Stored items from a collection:
-*-*-

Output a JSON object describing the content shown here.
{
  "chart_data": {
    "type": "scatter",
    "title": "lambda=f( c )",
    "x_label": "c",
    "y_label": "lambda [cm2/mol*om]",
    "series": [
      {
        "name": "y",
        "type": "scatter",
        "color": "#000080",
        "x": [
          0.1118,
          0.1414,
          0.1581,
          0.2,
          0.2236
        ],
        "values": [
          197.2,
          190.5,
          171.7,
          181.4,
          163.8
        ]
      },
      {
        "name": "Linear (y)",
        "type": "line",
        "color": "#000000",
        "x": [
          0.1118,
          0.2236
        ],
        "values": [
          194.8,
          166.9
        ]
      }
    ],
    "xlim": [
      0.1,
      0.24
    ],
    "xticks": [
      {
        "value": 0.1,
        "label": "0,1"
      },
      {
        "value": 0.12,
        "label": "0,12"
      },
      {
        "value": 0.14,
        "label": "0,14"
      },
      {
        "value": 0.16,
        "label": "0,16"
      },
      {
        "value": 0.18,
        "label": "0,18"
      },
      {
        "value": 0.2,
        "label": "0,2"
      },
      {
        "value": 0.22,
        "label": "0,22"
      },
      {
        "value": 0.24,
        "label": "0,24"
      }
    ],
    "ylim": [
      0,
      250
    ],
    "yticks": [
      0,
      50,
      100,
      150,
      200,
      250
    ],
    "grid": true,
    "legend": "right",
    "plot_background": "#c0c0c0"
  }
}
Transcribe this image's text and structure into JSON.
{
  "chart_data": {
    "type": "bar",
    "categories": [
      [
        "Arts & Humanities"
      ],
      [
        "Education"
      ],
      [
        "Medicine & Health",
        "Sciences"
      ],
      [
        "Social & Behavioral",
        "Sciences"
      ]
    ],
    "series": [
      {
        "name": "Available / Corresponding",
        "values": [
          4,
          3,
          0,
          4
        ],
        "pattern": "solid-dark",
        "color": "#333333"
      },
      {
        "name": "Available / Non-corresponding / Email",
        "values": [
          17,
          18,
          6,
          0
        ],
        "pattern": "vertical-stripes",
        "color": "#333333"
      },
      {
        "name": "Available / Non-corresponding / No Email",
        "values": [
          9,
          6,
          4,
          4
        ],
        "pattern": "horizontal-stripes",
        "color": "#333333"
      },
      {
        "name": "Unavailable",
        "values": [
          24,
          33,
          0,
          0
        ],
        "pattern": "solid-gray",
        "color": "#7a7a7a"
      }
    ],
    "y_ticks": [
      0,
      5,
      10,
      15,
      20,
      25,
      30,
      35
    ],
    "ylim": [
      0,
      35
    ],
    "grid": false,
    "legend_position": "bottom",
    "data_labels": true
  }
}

-*-*-

▶ Exercise brief
Restate the final lines of the listing above word for word, beginning at the line that contains "Transcribe this image's".

▶ Exercise answer
Transcribe this image's text and structure into JSON.
{
  "chart_data": {
    "type": "bar",
    "categories": [
      [
        "Arts & Humanities"
      ],
      [
        "Education"
      ],
      [
        "Medicine & Health",
        "Sciences"
      ],
      [
        "Social & Behavioral",
        "Sciences"
      ]
    ],
    "series": [
      {
        "name": "Available / Corresponding",
        "values": [
          4,
          3,
          0,
          4
        ],
        "pattern": "solid-dark",
        "color": "#333333"
      },
      {
        "name": "Available / Non-corresponding / Email",
        "values": [
          17,
          18,
          6,
          0
        ],
        "pattern": "vertical-stripes",
        "color": "#333333"
      },
      {
        "name": "Available / Non-corresponding / No Email",
        "values": [
          9,
          6,
          4,
          4
        ],
        "pattern": "horizontal-stripes",
        "color": "#333333"
      },
      {
        "name": "Unavailable",
        "values": [
          24,
          33,
          0,
          0
        ],
        "pattern": "solid-gray",
        "color": "#7a7a7a"
      }
    ],
    "y_ticks": [
      0,
      5,
      10,
      15,
      20,
      25,
      30,
      35
    ],
    "ylim": [
      0,
      35
    ],
    "grid": false,
    "legend_position": "bottom",
    "data_labels": true
  }
}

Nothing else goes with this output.